Embora a Lei Complementar afirme que esse equilíbrio tem que ser permanente, o artigo 28 da Resolução nº 26/2008 distingue situações de déficit conjuntural e estrutural.
O déficit conjuntural está relacionado normalmente a variações de mercado, o que deve ser atestado em parecer atuarial (art. 28, § 1º, Resolução 26/2008). Já o déficit estrutural decorre da utilização de premissas atuariais inadequadas, implicando maior risco para a entidade.

Apesar de o artigo 28 da Resolução afirmar que o equacionamento do déficit deve ser imediato, a Resolução permite que se aguarde o levantamento das demonstrações contábeis do exercício imediatamente subsequente à apuração inicial do resultado deficitário quando o déficit for conjuntural (art. 28, § 1º). Exige-se, adicionalmente, que o valor da insuficiência seja inferior a 10% e que os recursos sejam suficientes para arcar com os compromissos do exercício subsequente.

O artigo 21 da LC nº 109/2001 prevê que o resultado deficitário deve ser equacionado por patrocinadores, participantes e assistidos, proporcionalmente. O artigo 29 da Resolução nº 26/2008, por sua vez, explicita que se deve observar “a proporção quanto às contribuições normais vertidas no exercício em que apurado o resultado”.
Neste ponto, cumpre ressaltar que a regra do artigo 15 da Resolução, relativa à aferição da proporcionalidade para fins de distribuição de superávit, é bem mais clara. De acordo com o artigo 15, identifica-se primeiro os montantes atribuíveis aos participantes e assistidos, de um lado, e ao patrocinador, de outro, segundo o volume de contribuições normais aportadas. Definido o montante atribuível aos participantes e assistidos, deve-se considerar a reserva matemática ou o benefício efetivo ou projetado atribuível a cada um deles, e não mais o volume de contribuições normais.

### Dados registrados
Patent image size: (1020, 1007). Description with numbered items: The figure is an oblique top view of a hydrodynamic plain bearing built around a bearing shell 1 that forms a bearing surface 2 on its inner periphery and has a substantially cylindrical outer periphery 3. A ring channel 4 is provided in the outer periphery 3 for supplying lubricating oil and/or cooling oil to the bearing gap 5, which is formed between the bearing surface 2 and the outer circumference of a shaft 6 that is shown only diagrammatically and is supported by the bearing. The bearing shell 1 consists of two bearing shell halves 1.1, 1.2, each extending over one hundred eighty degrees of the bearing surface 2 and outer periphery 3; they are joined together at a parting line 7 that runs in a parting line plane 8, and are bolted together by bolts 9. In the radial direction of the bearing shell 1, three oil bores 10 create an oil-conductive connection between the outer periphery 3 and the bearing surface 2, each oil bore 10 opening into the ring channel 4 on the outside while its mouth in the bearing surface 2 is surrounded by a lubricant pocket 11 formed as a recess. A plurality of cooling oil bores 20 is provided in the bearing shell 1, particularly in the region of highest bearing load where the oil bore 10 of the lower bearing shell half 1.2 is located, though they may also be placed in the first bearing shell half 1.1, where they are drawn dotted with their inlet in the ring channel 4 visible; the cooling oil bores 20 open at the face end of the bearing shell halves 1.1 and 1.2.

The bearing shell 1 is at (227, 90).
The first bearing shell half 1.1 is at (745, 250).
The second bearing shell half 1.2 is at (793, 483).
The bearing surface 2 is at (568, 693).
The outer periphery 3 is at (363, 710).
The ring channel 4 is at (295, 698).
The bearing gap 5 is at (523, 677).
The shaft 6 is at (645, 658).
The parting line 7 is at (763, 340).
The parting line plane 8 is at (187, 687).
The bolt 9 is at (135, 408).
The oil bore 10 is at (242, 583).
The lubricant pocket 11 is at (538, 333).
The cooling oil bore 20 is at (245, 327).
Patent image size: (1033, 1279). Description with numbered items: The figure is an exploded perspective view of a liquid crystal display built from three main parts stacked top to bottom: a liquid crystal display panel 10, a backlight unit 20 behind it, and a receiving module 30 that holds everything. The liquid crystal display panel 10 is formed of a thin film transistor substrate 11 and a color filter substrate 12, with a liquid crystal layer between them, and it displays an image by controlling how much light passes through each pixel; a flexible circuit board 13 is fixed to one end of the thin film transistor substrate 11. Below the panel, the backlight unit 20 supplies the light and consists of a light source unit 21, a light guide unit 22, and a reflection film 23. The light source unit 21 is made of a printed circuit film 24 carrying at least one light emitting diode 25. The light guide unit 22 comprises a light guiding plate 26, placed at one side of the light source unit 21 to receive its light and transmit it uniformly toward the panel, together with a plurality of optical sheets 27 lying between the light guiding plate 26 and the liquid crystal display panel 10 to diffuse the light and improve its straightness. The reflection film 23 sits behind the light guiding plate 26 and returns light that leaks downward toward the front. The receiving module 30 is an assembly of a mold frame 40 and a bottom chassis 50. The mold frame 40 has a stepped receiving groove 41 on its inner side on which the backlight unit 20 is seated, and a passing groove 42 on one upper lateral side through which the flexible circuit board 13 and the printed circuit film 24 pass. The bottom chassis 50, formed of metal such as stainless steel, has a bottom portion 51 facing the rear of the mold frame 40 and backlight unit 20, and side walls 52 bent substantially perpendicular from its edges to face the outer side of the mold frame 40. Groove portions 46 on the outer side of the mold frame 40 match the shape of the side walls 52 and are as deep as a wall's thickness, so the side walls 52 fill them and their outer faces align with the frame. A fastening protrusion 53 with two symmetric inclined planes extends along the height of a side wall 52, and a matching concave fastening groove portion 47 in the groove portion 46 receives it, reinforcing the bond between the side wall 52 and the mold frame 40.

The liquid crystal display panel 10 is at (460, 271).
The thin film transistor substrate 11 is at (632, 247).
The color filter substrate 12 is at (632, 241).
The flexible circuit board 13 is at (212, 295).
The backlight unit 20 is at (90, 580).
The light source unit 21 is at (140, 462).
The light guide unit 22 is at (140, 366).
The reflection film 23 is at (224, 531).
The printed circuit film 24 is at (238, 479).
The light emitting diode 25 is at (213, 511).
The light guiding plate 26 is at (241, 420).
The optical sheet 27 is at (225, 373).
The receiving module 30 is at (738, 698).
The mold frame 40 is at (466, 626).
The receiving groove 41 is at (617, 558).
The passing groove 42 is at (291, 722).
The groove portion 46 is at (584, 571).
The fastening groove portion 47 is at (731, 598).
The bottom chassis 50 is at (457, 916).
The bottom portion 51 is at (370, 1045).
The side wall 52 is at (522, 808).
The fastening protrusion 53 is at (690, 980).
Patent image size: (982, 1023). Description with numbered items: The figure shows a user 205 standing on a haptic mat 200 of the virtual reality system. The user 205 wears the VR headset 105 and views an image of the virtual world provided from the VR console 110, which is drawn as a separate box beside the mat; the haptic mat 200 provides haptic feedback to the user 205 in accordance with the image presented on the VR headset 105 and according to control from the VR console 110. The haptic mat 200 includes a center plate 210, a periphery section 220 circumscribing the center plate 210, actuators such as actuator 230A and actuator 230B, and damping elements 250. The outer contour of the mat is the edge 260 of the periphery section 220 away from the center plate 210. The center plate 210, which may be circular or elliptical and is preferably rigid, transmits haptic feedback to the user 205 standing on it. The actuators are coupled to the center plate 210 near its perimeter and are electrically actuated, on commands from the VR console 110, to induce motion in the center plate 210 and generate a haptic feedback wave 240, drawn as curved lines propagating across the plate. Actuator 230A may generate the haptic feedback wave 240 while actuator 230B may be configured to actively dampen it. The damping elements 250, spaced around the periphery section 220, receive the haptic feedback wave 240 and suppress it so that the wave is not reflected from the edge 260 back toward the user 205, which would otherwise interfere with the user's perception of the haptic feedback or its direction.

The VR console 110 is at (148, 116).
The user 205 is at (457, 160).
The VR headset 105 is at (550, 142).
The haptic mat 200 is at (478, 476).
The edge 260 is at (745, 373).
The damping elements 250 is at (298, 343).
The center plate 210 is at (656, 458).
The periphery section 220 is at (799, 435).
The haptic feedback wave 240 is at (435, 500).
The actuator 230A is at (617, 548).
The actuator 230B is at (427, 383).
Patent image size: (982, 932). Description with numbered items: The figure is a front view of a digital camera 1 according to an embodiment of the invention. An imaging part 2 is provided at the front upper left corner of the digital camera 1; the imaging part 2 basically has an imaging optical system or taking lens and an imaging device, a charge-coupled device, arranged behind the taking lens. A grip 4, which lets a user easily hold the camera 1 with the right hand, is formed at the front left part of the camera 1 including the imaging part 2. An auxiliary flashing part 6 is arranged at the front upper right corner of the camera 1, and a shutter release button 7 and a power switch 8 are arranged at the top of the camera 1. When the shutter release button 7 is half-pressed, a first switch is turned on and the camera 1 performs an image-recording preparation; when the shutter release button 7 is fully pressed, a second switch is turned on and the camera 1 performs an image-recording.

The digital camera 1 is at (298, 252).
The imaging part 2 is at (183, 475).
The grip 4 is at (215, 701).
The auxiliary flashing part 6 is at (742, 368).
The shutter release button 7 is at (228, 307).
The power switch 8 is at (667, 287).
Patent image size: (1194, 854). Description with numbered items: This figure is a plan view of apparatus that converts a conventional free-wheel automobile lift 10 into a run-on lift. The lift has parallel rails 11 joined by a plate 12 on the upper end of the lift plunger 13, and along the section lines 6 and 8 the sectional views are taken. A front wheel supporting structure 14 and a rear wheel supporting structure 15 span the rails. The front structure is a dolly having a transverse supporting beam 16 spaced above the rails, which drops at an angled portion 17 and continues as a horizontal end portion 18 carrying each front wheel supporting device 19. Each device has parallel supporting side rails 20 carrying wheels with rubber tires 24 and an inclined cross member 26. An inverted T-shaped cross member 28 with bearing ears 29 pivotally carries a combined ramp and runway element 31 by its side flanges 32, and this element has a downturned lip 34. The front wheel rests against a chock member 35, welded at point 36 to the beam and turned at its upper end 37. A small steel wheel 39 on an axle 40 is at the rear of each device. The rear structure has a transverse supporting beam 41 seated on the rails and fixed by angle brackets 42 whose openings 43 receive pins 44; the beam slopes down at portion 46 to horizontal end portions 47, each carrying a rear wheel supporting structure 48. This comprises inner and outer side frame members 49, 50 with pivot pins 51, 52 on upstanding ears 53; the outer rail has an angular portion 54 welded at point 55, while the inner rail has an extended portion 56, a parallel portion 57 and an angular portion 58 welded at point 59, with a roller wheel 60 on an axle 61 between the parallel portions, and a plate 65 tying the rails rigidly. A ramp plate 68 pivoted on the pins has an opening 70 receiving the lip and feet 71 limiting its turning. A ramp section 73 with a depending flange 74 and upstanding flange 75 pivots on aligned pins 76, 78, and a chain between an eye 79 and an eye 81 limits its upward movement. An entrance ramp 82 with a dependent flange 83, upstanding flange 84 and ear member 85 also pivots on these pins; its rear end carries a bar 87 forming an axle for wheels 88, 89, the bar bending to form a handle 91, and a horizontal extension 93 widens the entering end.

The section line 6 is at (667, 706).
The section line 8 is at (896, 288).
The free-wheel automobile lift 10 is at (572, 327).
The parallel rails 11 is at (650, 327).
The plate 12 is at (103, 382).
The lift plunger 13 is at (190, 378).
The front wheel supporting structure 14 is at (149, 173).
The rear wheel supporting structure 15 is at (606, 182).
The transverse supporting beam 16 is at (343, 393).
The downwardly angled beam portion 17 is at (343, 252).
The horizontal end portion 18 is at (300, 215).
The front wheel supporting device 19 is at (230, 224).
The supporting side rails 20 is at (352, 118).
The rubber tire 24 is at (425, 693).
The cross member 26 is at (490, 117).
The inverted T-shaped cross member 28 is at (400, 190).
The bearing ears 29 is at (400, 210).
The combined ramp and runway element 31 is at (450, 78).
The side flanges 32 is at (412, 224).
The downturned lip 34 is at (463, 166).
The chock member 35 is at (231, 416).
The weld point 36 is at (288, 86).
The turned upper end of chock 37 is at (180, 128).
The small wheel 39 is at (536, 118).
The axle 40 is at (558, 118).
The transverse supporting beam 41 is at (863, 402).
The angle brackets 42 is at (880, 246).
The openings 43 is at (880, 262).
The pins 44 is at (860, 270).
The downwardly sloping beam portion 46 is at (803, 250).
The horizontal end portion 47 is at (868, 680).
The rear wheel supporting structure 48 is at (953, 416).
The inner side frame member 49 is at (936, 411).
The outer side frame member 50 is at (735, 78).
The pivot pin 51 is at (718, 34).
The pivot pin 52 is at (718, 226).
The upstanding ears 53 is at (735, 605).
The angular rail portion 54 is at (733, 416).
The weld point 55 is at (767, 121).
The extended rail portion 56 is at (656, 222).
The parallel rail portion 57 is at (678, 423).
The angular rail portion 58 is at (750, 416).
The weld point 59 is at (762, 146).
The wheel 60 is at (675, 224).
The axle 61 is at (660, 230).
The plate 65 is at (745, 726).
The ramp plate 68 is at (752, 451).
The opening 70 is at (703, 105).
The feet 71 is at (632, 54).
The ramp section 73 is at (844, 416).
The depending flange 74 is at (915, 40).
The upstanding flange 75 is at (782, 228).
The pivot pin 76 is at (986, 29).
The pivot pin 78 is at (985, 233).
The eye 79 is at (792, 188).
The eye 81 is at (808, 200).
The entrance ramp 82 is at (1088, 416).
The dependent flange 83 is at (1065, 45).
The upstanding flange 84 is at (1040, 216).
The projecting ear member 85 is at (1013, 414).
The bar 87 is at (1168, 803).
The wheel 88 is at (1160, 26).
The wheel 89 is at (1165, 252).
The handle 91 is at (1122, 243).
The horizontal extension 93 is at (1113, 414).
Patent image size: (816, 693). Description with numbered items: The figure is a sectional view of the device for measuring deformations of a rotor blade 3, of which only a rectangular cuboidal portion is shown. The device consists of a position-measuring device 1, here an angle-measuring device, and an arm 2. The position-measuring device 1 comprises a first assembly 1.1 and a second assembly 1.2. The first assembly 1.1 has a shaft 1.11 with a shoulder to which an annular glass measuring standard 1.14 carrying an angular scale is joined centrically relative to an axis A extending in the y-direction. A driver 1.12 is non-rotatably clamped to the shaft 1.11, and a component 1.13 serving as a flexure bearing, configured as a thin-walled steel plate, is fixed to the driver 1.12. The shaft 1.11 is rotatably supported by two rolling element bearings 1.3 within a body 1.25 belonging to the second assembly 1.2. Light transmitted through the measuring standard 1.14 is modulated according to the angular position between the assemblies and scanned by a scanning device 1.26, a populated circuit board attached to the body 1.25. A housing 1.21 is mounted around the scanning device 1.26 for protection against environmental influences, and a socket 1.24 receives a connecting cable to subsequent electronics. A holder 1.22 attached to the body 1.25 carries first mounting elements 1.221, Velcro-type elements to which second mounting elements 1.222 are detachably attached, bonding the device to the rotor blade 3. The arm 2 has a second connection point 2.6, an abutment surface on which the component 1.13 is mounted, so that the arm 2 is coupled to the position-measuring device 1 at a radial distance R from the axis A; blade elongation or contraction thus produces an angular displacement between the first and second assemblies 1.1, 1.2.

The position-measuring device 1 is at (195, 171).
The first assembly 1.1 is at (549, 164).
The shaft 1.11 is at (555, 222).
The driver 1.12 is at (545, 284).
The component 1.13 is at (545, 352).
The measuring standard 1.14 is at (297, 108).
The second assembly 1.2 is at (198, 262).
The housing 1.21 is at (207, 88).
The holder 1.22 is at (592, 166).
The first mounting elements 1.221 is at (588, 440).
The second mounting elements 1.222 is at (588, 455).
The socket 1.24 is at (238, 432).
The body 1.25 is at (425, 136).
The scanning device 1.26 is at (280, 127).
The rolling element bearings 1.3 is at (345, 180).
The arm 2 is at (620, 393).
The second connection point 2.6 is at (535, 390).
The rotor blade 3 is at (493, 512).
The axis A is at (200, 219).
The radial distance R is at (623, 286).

### Tarefas a realizar
1) De acordo com o texto da página, de que decorre o déficit estrutural?
2) Liste todos os artigos da Resolução nº 26/2008 citados no texto da página.
3) Traduza para o inglês a seguinte frase do texto da página: "O déficit conjuntural está relacionado normalmente a variações de mercado, o que deve ser atestado em parecer atuarial (art. 28, § 1º, Resolução 26/2008)."

### Resultados do exercício
1) Da utilização de premissas atuariais inadequadas.

2) Artigo 28, artigo 29 e artigo 15.

3) A cyclical deficit is normally related to market fluctuations, which must be attested in an actuarial opinion (art. 28, § 1, Resolution 26/2008).